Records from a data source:
---
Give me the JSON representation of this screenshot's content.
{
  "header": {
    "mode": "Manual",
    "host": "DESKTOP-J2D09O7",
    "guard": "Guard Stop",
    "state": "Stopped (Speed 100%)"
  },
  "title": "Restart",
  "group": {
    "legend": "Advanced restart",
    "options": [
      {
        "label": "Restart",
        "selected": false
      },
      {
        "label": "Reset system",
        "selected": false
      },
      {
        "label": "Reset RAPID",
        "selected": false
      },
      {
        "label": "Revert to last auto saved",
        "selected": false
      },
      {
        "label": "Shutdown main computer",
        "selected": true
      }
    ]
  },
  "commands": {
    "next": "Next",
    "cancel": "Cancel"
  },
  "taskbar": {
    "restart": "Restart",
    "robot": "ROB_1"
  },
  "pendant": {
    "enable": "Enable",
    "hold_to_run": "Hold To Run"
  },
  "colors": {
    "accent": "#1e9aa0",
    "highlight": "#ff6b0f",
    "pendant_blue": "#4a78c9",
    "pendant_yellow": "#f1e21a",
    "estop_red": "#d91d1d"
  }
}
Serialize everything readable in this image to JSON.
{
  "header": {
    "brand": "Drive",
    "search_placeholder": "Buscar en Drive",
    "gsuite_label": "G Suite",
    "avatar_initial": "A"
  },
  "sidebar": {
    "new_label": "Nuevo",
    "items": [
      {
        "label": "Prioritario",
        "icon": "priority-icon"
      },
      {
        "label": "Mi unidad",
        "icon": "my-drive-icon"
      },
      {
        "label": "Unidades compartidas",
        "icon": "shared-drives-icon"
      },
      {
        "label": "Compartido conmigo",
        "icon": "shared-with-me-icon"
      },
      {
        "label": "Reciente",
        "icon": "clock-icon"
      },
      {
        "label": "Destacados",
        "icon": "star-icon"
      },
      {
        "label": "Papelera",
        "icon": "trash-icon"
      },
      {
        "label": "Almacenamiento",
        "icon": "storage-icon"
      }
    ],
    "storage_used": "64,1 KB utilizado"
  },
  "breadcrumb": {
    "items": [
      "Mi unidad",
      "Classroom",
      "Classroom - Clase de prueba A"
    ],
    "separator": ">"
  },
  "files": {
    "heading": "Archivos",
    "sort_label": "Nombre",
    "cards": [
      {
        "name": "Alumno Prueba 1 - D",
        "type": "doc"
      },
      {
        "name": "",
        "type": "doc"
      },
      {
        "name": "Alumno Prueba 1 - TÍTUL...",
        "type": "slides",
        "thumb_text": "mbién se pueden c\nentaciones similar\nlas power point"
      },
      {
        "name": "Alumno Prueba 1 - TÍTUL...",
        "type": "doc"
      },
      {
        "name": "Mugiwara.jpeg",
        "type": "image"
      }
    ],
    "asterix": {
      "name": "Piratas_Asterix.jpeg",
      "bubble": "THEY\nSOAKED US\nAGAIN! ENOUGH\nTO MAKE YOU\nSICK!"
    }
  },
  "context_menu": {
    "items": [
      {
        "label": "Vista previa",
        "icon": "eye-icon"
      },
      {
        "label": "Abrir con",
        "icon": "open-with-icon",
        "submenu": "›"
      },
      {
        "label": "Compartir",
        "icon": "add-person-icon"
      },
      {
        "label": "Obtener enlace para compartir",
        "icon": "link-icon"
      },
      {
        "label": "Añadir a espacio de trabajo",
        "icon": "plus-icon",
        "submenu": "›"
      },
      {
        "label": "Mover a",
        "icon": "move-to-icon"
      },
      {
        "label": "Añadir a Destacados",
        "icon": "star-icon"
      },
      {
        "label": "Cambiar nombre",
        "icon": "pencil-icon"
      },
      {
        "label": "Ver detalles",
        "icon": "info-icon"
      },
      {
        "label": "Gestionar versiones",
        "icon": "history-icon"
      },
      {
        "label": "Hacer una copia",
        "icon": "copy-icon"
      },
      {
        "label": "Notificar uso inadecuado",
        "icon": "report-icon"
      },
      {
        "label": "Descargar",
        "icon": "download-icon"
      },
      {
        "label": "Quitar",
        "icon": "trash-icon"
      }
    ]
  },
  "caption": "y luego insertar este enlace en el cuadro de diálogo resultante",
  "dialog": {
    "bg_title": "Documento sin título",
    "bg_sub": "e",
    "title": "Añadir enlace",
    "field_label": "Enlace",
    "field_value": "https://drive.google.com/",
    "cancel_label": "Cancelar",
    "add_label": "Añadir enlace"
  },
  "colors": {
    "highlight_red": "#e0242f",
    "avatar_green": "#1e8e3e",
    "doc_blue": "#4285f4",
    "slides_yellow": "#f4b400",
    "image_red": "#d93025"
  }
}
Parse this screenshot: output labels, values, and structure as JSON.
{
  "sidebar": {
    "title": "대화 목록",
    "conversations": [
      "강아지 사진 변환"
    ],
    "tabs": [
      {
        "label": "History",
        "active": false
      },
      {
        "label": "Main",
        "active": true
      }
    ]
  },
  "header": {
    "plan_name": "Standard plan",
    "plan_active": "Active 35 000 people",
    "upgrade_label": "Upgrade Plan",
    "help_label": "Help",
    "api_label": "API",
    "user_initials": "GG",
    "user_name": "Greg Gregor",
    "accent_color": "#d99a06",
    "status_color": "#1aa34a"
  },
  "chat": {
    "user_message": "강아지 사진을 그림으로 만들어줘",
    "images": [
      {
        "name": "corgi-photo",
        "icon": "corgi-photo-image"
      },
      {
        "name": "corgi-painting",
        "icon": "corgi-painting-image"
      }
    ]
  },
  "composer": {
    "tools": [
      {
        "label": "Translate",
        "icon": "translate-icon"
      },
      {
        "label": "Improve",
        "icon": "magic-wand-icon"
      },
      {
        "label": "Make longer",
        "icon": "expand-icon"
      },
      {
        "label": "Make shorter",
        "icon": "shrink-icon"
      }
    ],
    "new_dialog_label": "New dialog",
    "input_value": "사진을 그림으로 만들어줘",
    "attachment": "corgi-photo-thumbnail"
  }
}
---
◆ GIVEN EXERCISE
Nothing should be left out: repeat all of the data exactly.

◆ RESPONSE FOR THIS EXERCISE
Give me the JSON representation of this screenshot's content.
{
  "header": {
    "mode": "Manual",
    "host": "DESKTOP-J2D09O7",
    "guard": "Guard Stop",
    "state": "Stopped (Speed 100%)"
  },
  "title": "Restart",
  "group": {
    "legend": "Advanced restart",
    "options": [
      {
        "label": "Restart",
        "selected": false
      },
      {
        "label": "Reset system",
        "selected": false
      },
      {
        "label": "Reset RAPID",
        "selected": false
      },
      {
        "label": "Revert to last auto saved",
        "selected": false
      },
      {
        "label": "Shutdown main computer",
        "selected": true
      }
    ]
  },
  "commands": {
    "next": "Next",
    "cancel": "Cancel"
  },
  "taskbar": {
    "restart": "Restart",
    "robot": "ROB_1"
  },
  "pendant": {
    "enable": "Enable",
    "hold_to_run": "Hold To Run"
  },
  "colors": {
    "accent": "#1e9aa0",
    "highlight": "#ff6b0f",
    "pendant_blue": "#4a78c9",
    "pendant_yellow": "#f1e21a",
    "estop_red": "#d91d1d"
  }
}
Serialize everything readable in this image to JSON.
{
  "header": {
    "brand": "Drive",
    "search_placeholder": "Buscar en Drive",
    "gsuite_label": "G Suite",
    "avatar_initial": "A"
  },
  "sidebar": {
    "new_label": "Nuevo",
    "items": [
      {
        "label": "Prioritario",
        "icon": "priority-icon"
      },
      {
        "label": "Mi unidad",
        "icon": "my-drive-icon"
      },
      {
        "label": "Unidades compartidas",
        "icon": "shared-drives-icon"
      },
      {
        "label": "Compartido conmigo",
        "icon": "shared-with-me-icon"
      },
      {
        "label": "Reciente",
        "icon": "clock-icon"
      },
      {
        "label": "Destacados",
        "icon": "star-icon"
      },
      {
        "label": "Papelera",
        "icon": "trash-icon"
      },
      {
        "label": "Almacenamiento",
        "icon": "storage-icon"
      }
    ],
    "storage_used": "64,1 KB utilizado"
  },
  "breadcrumb": {
    "items": [
      "Mi unidad",
      "Classroom",
      "Classroom - Clase de prueba A"
    ],
    "separator": ">"
  },
  "files": {
    "heading": "Archivos",
    "sort_label": "Nombre",
    "cards": [
      {
        "name": "Alumno Prueba 1 - D",
        "type": "doc"
      },
      {
        "name": "",
        "type": "doc"
      },
      {
        "name": "Alumno Prueba 1 - TÍTUL...",
        "type": "slides",
        "thumb_text": "mbién se pueden c\nentaciones similar\nlas power point"
      },
      {
        "name": "Alumno Prueba 1 - TÍTUL...",
        "type": "doc"
      },
      {
        "name": "Mugiwara.jpeg",
        "type": "image"
      }
    ],
    "asterix": {
      "name": "Piratas_Asterix.jpeg",
      "bubble": "THEY\nSOAKED US\nAGAIN! ENOUGH\nTO MAKE YOU\nSICK!"
    }
  },
  "context_menu": {
    "items": [
      {
        "label": "Vista previa",
        "icon": "eye-icon"
      },
      {
        "label": "Abrir con",
        "icon": "open-with-icon",
        "submenu": "›"
      },
      {
        "label": "Compartir",
        "icon": "add-person-icon"
      },
      {
        "label": "Obtener enlace para compartir",
        "icon": "link-icon"
      },
      {
        "label": "Añadir a espacio de trabajo",
        "icon": "plus-icon",
        "submenu": "›"
      },
      {
        "label": "Mover a",
        "icon": "move-to-icon"
      },
      {
        "label": "Añadir a Destacados",
        "icon": "star-icon"
      },
      {
        "label": "Cambiar nombre",
        "icon": "pencil-icon"
      },
      {
        "label": "Ver detalles",
        "icon": "info-icon"
      },
      {
        "label": "Gestionar versiones",
        "icon": "history-icon"
      },
      {
        "label": "Hacer una copia",
        "icon": "copy-icon"
      },
      {
        "label": "Notificar uso inadecuado",
        "icon": "report-icon"
      },
      {
        "label": "Descargar",
        "icon": "download-icon"
      },
      {
        "label": "Quitar",
        "icon": "trash-icon"
      }
    ]
  },
  "caption": "y luego insertar este enlace en el cuadro de diálogo resultante",
  "dialog": {
    "bg_title": "Documento sin título",
    "bg_sub": "e",
    "title": "Añadir enlace",
    "field_label": "Enlace",
    "field_value": "https://drive.google.com/",
    "cancel_label": "Cancelar",
    "add_label": "Añadir enlace"
  },
  "colors": {
    "highlight_red": "#e0242f",
    "avatar_green": "#1e8e3e",
    "doc_blue": "#4285f4",
    "slides_yellow": "#f4b400",
    "image_red": "#d93025"
  }
}
Parse this screenshot: output labels, values, and structure as JSON.
{
  "sidebar": {
    "title": "대화 목록",
    "conversations": [
      "강아지 사진 변환"
    ],
    "tabs": [
      {
        "label": "History",
        "active": false
      },
      {
        "label": "Main",
        "active": true
      }
    ]
  },
  "header": {
    "plan_name": "Standard plan",
    "plan_active": "Active 35 000 people",
    "upgrade_label": "Upgrade Plan",
    "help_label": "Help",
    "api_label": "API",
    "user_initials": "GG",
    "user_name": "Greg Gregor",
    "accent_color": "#d99a06",
    "status_color": "#1aa34a"
  },
  "chat": {
    "user_message": "강아지 사진을 그림으로 만들어줘",
    "images": [
      {
        "name": "corgi-photo",
        "icon": "corgi-photo-image"
      },
      {
        "name": "corgi-painting",
        "icon": "corgi-painting-image"
      }
    ]
  },
  "composer": {
    "tools": [
      {
        "label": "Translate",
        "icon": "translate-icon"
      },
      {
        "label": "Improve",
        "icon": "magic-wand-icon"
      },
      {
        "label": "Make longer",
        "icon": "expand-icon"
      },
      {
        "label": "Make shorter",
        "icon": "shrink-icon"
      }
    ],
    "new_dialog_label": "New dialog",
    "input_value": "사진을 그림으로 만들어줘",
    "attachment": "corgi-photo-thumbnail"
  }
}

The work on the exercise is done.